◆ **SET PROBLEM**
Can you restate the records below word for word?

◆ **EXTRACTED INFORMATION**

__________________________________________________

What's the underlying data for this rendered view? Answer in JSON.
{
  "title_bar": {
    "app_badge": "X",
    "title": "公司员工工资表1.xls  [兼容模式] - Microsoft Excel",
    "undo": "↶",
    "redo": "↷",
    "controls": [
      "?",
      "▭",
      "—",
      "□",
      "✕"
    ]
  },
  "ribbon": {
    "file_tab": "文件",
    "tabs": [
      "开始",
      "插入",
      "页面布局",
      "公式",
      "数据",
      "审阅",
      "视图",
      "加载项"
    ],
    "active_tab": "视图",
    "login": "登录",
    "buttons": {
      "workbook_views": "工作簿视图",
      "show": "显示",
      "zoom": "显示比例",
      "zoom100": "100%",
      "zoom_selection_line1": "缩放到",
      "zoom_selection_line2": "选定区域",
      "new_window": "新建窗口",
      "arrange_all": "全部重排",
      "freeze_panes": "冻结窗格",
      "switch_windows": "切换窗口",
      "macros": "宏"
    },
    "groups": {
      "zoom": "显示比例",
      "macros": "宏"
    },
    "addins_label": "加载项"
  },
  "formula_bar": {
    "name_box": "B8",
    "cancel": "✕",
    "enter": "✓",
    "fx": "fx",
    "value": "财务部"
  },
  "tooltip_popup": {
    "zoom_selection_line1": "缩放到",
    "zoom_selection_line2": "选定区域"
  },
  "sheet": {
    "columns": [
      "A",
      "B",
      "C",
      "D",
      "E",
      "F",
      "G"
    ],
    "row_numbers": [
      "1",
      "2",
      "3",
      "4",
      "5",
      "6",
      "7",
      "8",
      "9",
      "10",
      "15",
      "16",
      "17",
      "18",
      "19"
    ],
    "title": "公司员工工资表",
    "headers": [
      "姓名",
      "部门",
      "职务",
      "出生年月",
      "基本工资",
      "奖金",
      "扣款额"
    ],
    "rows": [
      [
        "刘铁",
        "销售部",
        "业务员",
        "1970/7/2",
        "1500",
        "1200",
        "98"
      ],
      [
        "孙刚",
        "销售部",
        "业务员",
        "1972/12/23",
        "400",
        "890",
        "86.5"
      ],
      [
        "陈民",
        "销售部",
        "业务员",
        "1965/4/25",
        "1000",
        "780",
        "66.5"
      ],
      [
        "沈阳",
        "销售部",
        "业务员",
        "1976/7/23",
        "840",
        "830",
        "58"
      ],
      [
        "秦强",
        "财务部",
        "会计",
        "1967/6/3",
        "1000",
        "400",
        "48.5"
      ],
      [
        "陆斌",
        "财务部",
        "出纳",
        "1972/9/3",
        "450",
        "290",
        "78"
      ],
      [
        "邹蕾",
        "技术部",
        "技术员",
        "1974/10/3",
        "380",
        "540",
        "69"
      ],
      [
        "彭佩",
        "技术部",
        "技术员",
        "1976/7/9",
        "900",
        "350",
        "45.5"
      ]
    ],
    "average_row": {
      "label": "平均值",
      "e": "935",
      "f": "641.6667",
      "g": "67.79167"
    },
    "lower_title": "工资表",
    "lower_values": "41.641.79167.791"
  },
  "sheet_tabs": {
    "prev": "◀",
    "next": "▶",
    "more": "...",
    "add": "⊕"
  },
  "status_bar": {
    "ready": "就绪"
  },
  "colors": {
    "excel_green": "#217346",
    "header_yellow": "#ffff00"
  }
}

__________________________________________________

◆ **SOLUTION TO THE EXERCISE**
What's the underlying data for this rendered view? Answer in JSON.
{
  "title_bar": {
    "app_badge": "X",
    "title": "公司员工工资表1.xls  [兼容模式] - Microsoft Excel",
    "undo": "↶",
    "redo": "↷",
    "controls": [
      "?",
      "▭",
      "—",
      "□",
      "✕"
    ]
  },
  "ribbon": {
    "file_tab": "文件",
    "tabs": [
      "开始",
      "插入",
      "页面布局",
      "公式",
      "数据",
      "审阅",
      "视图",
      "加载项"
    ],
    "active_tab": "视图",
    "login": "登录",
    "buttons": {
      "workbook_views": "工作簿视图",
      "show": "显示",
      "zoom": "显示比例",
      "zoom100": "100%",
      "zoom_selection_line1": "缩放到",
      "zoom_selection_line2": "选定区域",
      "new_window": "新建窗口",
      "arrange_all": "全部重排",
      "freeze_panes": "冻结窗格",
      "switch_windows": "切换窗口",
      "macros": "宏"
    },
    "groups": {
      "zoom": "显示比例",
      "macros": "宏"
    },
    "addins_label": "加载项"
  },
  "formula_bar": {
    "name_box": "B8",
    "cancel": "✕",
    "enter": "✓",
    "fx": "fx",
    "value": "财务部"
  },
  "tooltip_popup": {
    "zoom_selection_line1": "缩放到",
    "zoom_selection_line2": "选定区域"
  },
  "sheet": {
    "columns": [
      "A",
      "B",
      "C",
      "D",
      "E",
      "F",
      "G"
    ],
    "row_numbers": [
      "1",
      "2",
      "3",
      "4",
      "5",
      "6",
      "7",
      "8",
      "9",
      "10",
      "15",
      "16",
      "17",
      "18",
      "19"
    ],
    "title": "公司员工工资表",
    "headers": [
      "姓名",
      "部门",
      "职务",
      "出生年月",
      "基本工资",
      "奖金",
      "扣款额"
    ],
    "rows": [
      [
        "刘铁",
        "销售部",
        "业务员",
        "1970/7/2",
        "1500",
        "1200",
        "98"
      ],
      [
        "孙刚",
        "销售部",
        "业务员",
        "1972/12/23",
        "400",
        "890",
        "86.5"
      ],
      [
        "陈民",
        "销售部",
        "业务员",
        "1965/4/25",
        "1000",
        "780",
        "66.5"
      ],
      [
        "沈阳",
        "销售部",
        "业务员",
        "1976/7/23",
        "840",
        "830",
        "58"
      ],
      [
        "秦强",
        "财务部",
        "会计",
        "1967/6/3",
        "1000",
        "400",
        "48.5"
      ],
      [
        "陆斌",
        "财务部",
        "出纳",
        "1972/9/3",
        "450",
        "290",
        "78"
      ],
      [
        "邹蕾",
        "技术部",
        "技术员",
        "1974/10/3",
        "380",
        "540",
        "69"
      ],
      [
        "彭佩",
        "技术部",
        "技术员",
        "1976/7/9",
        "900",
        "350",
        "45.5"
      ]
    ],
    "average_row": {
      "label": "平均值",
      "e": "935",
      "f": "641.6667",
      "g": "67.79167"
    },
    "lower_title": "工资表",
    "lower_values": "41.641.79167.791"
  },
  "sheet_tabs": {
    "prev": "◀",
    "next": "▶",
    "more": "...",
    "add": "⊕"
  },
  "status_bar": {
    "ready": "就绪"
  },
  "colors": {
    "excel_green": "#217346",
    "header_yellow": "#ffff00"
  }
}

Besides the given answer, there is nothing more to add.